- [The problem]: Within this material, how many lines have the string "text" in them? The answer is a number, with nothing added.

- [Dataset excerpts]:
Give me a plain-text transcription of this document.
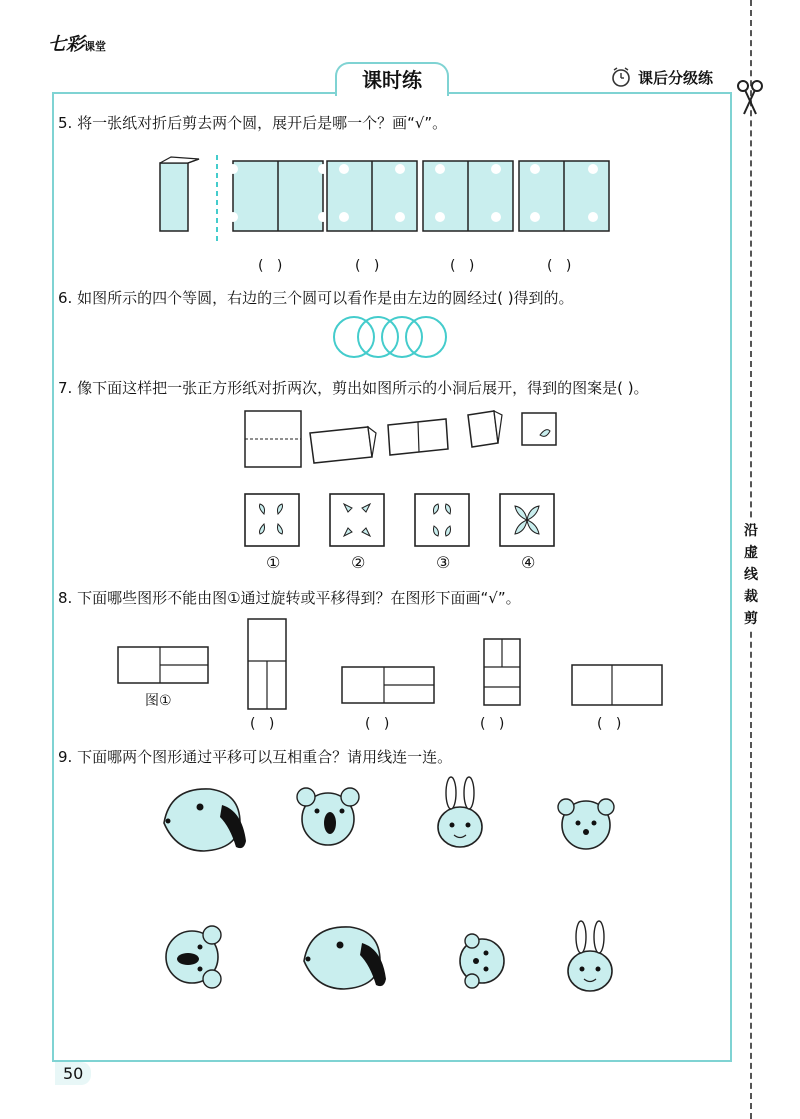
七彩课堂
课时练	课后分级练
沿虚线裁剪
5. 将一张纸对折后剪去两个圆，展开后是哪一个？画“√”。
(   )	(   )	(   )	(   )
6. 如图所示的四个等圆，右边的三个圆可以看作是由左边的圆经过( )得到的。
7. 像下面这样把一张正方形纸对折两次，剪出如图所示的小洞后展开，得到的图案是( )。
①	②	③	④
8. 下面哪些图形不能由图①通过旋转或平移得到？在图形下面画“√”。
图①
(   )	(   )	(   )	(   )
9. 下面哪两个图形通过平移可以互相重合？请用线连一连。
50
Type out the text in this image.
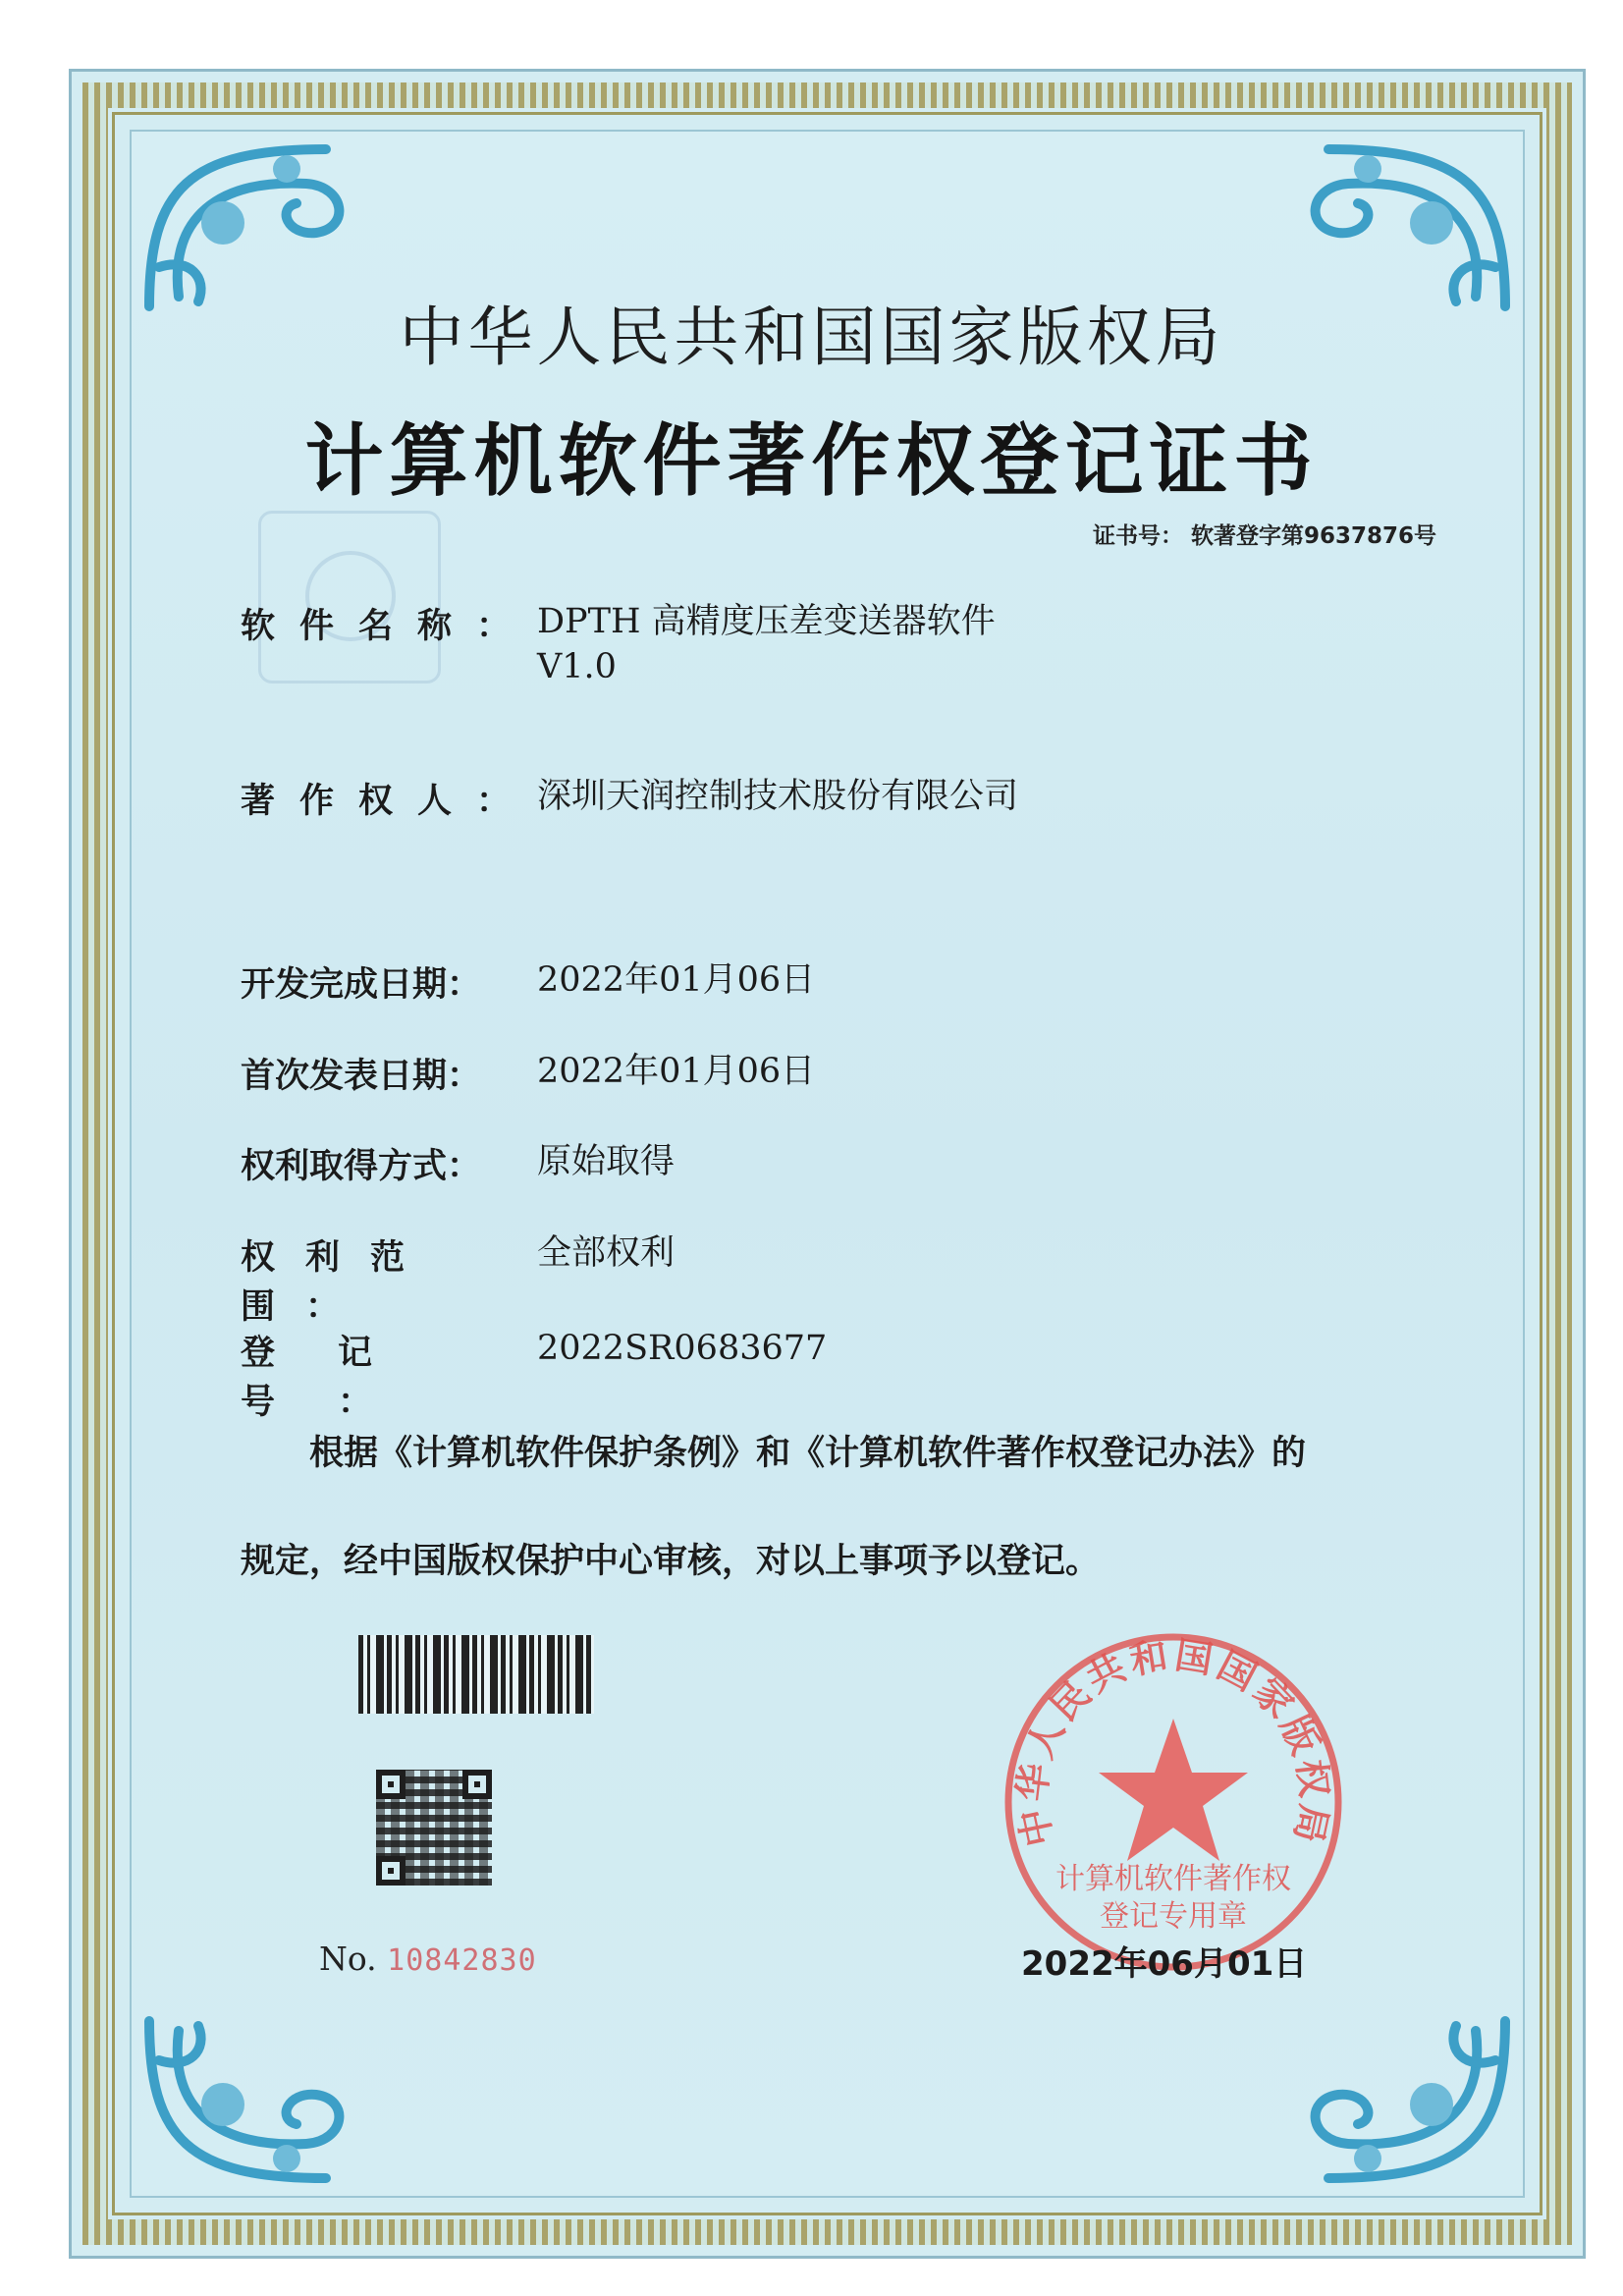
中华人民共和国国家版权局
计算机软件著作权登记证书
证书号： 软著登字第9637876号
软件名称： DPTH 高精度压差变送器软件
V1.0
著作权人： 深圳天润控制技术股份有限公司
开发完成日期：	2022年01月06日
首次发表日期：	2022年01月06日
权利取得方式：	原始取得
权利范围：
全部权利
登记号：
2022SR0683677
根据《计算机软件保护条例》和《计算机软件著作权登记办法》的
规定，经中国版权保护中心审核，对以上事项予以登记。
No. 10842830
中华人民共和国国家版权局
计算机软件著作权
登记专用章
2022年06月01日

- [Full answer]: 2